_REQUEST_:
In the listing below, find every line containing "ylabel" and copy it out.

_EXERCISE MATERIALS_:
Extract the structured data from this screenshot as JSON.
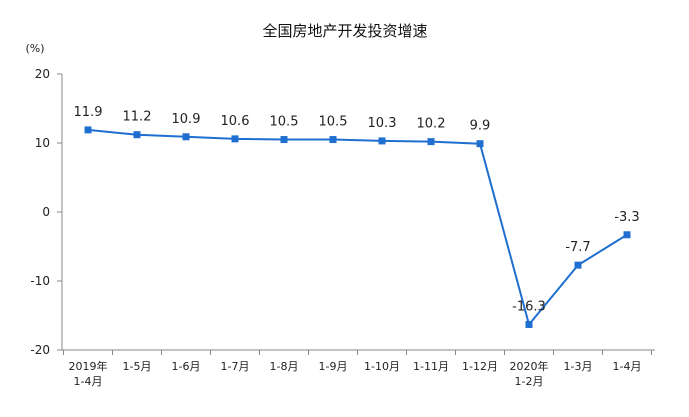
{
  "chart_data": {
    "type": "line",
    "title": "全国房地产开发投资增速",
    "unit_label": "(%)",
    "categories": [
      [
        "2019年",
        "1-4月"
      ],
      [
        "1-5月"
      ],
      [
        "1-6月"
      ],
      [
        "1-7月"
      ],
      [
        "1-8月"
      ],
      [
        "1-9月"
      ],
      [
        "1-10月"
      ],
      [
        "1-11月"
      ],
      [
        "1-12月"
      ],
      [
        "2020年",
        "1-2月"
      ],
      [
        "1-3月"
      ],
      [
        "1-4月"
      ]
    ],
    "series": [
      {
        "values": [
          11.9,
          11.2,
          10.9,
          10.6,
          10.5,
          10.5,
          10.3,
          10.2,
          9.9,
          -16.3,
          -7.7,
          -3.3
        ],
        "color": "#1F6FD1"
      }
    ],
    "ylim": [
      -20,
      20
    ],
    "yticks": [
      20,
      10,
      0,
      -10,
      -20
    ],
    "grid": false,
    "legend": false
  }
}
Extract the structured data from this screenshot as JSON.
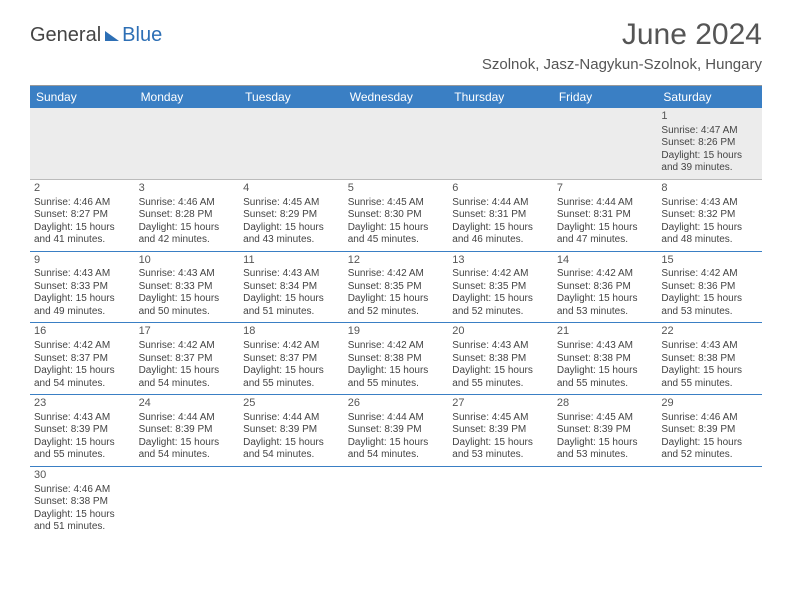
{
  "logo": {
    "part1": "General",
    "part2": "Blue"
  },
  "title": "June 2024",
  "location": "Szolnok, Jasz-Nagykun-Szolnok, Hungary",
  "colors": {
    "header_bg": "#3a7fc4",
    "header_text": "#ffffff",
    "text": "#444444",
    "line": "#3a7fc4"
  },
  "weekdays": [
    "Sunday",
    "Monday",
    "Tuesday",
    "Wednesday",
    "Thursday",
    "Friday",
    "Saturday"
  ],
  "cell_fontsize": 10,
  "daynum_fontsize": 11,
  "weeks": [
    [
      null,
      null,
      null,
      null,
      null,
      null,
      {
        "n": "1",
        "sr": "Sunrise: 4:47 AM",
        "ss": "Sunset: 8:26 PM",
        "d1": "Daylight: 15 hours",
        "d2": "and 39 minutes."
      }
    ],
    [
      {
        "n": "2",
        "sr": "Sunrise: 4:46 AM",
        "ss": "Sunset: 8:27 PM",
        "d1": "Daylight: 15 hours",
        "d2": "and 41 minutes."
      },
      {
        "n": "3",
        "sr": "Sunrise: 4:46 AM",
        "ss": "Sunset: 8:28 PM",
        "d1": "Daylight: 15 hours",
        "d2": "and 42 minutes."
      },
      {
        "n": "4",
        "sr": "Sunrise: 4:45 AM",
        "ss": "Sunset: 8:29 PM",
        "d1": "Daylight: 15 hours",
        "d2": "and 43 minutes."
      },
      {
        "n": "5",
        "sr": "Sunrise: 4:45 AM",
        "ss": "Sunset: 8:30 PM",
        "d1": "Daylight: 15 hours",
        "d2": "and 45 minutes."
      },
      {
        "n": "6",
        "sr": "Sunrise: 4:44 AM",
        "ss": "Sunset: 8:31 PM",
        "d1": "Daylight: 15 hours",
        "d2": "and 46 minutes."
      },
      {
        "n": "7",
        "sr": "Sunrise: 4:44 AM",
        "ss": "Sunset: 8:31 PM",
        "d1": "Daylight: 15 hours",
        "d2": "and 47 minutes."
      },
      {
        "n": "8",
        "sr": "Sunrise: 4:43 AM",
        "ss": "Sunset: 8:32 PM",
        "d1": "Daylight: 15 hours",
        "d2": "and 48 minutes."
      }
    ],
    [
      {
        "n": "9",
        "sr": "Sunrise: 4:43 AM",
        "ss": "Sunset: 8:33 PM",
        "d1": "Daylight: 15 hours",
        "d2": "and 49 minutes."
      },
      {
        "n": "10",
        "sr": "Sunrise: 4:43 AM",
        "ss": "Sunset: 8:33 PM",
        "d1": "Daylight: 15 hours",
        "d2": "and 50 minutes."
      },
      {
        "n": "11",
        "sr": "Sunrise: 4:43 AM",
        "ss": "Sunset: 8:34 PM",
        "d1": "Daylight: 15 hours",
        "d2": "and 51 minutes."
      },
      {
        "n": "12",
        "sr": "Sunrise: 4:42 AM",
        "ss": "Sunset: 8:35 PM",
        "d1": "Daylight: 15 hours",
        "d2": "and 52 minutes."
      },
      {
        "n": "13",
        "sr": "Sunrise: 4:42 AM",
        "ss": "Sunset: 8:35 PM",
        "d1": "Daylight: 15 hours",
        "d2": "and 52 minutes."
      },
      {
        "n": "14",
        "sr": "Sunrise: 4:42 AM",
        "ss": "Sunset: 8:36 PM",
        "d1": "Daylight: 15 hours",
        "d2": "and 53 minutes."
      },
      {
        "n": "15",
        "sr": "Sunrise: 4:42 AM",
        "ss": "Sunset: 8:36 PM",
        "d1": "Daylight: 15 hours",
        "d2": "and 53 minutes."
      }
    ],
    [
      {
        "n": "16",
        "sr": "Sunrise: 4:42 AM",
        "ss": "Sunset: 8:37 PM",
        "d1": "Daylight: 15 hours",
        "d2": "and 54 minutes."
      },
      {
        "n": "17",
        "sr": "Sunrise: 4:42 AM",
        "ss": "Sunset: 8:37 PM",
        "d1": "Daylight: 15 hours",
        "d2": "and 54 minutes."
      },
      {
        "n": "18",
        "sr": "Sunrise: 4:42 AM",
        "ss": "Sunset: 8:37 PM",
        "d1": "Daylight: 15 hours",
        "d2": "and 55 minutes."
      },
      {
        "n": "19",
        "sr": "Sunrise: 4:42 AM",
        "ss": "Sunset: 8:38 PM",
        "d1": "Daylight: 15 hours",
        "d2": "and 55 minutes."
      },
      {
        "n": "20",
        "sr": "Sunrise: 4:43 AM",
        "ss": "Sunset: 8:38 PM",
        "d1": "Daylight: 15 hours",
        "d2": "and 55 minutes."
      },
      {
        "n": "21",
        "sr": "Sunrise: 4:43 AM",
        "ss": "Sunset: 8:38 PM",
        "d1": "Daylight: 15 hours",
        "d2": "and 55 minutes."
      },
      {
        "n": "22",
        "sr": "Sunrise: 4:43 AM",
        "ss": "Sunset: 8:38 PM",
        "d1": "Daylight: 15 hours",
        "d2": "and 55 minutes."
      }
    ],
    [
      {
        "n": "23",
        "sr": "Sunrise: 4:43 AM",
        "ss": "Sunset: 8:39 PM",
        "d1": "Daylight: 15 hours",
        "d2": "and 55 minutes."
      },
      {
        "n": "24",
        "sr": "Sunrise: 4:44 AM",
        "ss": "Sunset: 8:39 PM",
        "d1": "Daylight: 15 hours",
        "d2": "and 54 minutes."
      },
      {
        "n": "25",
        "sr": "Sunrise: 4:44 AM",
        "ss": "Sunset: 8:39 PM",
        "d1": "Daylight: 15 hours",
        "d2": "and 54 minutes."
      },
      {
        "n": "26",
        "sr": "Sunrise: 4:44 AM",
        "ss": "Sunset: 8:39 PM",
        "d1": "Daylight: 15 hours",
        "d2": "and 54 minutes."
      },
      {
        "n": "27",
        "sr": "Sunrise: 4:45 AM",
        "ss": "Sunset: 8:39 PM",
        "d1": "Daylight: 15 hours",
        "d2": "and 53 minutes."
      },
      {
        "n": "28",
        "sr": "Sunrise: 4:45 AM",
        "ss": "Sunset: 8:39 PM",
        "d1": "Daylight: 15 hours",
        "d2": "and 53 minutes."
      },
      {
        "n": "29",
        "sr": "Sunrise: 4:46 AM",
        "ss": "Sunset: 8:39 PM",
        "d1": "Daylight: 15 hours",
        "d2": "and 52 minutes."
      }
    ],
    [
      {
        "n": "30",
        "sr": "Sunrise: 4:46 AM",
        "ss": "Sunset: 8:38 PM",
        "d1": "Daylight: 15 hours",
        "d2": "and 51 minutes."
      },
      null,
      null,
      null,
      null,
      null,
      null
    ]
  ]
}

---

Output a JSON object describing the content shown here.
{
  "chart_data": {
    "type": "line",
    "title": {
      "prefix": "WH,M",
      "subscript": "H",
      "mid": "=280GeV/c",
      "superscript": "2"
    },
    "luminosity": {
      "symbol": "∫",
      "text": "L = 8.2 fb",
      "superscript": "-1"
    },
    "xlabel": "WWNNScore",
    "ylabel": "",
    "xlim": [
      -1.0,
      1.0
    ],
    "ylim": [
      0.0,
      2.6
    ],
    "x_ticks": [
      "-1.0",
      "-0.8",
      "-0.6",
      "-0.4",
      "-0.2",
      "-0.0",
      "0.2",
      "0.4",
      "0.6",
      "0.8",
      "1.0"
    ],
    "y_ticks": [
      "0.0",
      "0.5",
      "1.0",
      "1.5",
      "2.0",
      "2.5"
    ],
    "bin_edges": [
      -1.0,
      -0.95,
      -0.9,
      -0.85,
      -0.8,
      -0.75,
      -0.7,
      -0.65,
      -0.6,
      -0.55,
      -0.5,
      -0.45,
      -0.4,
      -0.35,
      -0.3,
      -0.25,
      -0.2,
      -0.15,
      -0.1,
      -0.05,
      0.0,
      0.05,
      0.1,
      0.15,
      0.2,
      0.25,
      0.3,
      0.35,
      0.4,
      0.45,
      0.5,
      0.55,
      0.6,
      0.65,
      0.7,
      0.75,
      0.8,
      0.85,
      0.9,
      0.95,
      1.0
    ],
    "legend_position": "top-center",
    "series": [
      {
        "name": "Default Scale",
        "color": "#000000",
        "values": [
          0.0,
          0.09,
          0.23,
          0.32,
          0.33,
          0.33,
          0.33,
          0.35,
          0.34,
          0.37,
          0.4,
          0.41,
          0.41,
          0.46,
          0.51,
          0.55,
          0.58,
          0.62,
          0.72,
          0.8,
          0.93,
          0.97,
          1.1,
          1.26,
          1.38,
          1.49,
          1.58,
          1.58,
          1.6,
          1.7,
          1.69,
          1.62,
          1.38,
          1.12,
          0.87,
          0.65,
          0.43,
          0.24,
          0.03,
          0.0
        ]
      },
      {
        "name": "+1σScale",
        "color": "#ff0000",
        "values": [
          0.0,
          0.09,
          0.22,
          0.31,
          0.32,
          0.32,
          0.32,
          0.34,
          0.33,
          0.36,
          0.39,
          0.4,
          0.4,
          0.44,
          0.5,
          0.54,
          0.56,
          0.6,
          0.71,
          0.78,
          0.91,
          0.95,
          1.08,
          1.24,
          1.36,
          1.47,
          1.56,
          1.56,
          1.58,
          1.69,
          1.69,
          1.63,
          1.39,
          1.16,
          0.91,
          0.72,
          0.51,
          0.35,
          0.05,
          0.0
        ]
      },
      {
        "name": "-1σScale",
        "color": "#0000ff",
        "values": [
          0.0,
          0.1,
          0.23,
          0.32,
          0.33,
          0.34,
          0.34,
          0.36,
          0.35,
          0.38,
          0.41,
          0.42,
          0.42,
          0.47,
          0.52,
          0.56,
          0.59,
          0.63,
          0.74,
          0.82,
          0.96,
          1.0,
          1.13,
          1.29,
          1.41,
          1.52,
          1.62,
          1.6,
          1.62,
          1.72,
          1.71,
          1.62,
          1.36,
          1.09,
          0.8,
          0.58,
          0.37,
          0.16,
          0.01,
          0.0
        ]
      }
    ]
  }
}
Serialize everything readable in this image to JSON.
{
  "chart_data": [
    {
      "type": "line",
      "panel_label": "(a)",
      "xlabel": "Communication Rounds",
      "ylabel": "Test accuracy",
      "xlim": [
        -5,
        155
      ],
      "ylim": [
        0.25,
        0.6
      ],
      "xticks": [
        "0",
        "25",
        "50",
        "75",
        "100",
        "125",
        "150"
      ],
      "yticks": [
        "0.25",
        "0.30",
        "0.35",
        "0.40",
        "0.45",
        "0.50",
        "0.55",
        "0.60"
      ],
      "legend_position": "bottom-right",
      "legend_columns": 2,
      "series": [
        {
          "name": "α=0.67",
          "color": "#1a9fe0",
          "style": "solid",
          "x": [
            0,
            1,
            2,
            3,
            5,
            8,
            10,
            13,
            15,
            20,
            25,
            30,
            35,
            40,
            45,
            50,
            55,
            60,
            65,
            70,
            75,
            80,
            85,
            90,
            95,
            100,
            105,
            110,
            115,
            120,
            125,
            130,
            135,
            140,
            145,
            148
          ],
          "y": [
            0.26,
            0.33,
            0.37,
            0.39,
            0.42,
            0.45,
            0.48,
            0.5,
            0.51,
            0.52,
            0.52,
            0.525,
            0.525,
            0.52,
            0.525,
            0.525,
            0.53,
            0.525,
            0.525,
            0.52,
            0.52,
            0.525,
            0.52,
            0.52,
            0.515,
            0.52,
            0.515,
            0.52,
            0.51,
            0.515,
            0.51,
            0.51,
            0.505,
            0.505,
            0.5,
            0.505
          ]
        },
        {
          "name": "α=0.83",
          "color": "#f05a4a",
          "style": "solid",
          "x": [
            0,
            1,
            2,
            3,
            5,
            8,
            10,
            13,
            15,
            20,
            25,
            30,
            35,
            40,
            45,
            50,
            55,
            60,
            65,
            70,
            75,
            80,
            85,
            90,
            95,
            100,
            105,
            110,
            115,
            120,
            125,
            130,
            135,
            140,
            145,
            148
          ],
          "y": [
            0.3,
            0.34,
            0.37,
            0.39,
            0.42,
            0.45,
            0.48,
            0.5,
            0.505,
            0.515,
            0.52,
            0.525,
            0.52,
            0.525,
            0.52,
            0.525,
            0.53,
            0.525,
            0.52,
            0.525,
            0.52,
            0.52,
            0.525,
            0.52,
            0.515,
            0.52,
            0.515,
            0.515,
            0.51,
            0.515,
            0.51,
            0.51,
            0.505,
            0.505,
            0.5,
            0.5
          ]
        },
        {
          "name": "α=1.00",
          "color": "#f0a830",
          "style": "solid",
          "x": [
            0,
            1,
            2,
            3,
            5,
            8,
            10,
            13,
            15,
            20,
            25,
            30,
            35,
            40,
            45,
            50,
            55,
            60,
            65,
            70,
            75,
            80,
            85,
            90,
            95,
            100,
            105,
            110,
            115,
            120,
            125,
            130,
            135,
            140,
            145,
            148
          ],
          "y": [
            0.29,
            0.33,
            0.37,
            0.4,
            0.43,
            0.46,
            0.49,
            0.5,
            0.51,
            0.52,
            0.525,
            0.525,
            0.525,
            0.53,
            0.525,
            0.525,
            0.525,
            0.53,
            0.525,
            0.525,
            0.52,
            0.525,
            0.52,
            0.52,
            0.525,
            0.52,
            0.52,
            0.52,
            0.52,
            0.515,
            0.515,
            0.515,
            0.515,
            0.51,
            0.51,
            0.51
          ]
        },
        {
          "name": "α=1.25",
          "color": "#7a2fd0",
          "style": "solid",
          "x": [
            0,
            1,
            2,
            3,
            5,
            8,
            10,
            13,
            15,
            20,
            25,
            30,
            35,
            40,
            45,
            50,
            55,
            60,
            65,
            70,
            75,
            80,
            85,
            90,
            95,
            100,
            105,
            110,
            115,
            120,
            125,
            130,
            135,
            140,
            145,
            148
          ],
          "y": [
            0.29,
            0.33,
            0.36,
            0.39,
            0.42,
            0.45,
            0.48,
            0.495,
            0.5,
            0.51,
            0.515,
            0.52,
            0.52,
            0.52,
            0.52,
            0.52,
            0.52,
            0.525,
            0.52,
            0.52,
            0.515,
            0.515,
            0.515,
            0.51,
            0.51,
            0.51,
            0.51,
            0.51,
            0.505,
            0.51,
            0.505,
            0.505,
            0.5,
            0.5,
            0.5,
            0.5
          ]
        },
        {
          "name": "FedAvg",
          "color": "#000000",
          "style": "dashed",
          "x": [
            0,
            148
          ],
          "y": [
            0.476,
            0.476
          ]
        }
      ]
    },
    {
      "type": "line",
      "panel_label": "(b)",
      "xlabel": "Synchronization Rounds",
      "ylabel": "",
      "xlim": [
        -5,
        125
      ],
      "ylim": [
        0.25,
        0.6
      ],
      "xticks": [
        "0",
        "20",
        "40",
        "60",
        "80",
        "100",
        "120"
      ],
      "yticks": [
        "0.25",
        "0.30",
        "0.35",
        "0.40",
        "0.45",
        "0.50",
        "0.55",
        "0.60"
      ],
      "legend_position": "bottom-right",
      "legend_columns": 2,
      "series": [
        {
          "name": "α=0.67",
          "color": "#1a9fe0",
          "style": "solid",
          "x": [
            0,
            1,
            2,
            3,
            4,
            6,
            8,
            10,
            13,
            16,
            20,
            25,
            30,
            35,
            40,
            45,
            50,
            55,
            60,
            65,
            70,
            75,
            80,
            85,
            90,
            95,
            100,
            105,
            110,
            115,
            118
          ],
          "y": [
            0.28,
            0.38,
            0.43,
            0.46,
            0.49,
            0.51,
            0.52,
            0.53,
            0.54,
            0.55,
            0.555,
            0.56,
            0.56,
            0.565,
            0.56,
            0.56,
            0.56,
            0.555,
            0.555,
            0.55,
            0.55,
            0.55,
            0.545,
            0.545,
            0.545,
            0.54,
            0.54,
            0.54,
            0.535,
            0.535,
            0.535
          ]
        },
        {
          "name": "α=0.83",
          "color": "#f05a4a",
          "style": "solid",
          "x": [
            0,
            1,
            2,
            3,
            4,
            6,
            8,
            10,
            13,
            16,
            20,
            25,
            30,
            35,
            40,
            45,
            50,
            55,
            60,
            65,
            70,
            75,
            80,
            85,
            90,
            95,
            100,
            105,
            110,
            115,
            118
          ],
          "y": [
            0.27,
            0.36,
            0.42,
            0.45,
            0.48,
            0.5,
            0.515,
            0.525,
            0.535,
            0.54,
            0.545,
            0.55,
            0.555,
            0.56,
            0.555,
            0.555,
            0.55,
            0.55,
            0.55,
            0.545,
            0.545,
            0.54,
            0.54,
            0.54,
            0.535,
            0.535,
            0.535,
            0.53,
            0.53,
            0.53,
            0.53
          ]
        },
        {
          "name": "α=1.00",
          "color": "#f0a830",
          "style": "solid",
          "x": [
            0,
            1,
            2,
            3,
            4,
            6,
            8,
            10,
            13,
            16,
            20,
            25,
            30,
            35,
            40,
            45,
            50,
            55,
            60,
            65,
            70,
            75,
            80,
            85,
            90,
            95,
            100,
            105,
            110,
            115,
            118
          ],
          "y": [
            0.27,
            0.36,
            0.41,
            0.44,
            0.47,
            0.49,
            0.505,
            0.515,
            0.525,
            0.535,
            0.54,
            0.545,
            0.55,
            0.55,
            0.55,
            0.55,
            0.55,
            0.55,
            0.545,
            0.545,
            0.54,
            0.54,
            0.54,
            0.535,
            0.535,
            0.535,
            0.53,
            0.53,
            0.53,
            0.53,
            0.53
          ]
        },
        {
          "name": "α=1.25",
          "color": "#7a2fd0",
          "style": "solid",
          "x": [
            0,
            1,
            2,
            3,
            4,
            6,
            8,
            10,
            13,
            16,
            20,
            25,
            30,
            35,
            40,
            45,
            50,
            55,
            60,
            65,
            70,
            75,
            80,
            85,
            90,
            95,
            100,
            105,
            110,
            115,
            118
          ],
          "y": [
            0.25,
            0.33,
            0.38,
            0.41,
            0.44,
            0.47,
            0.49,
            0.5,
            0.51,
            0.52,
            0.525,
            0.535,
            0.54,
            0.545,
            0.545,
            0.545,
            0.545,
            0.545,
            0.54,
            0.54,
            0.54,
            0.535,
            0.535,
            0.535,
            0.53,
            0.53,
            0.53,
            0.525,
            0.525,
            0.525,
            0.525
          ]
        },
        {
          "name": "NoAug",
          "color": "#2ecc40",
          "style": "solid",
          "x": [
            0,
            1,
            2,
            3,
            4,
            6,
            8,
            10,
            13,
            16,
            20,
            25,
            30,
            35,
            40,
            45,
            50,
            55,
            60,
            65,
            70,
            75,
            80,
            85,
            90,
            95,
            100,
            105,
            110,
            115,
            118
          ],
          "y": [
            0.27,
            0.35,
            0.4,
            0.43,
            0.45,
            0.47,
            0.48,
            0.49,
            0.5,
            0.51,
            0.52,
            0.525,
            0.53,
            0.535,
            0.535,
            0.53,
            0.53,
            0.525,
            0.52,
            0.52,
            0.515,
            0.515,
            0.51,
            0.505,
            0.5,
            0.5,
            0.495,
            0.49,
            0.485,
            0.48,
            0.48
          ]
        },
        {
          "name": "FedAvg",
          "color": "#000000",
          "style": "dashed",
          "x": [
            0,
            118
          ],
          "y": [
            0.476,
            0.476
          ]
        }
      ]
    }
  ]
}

_RESPONSE BELOW_:
    "ylabel": "",
      "ylabel": "Test accuracy",
      "ylabel": "",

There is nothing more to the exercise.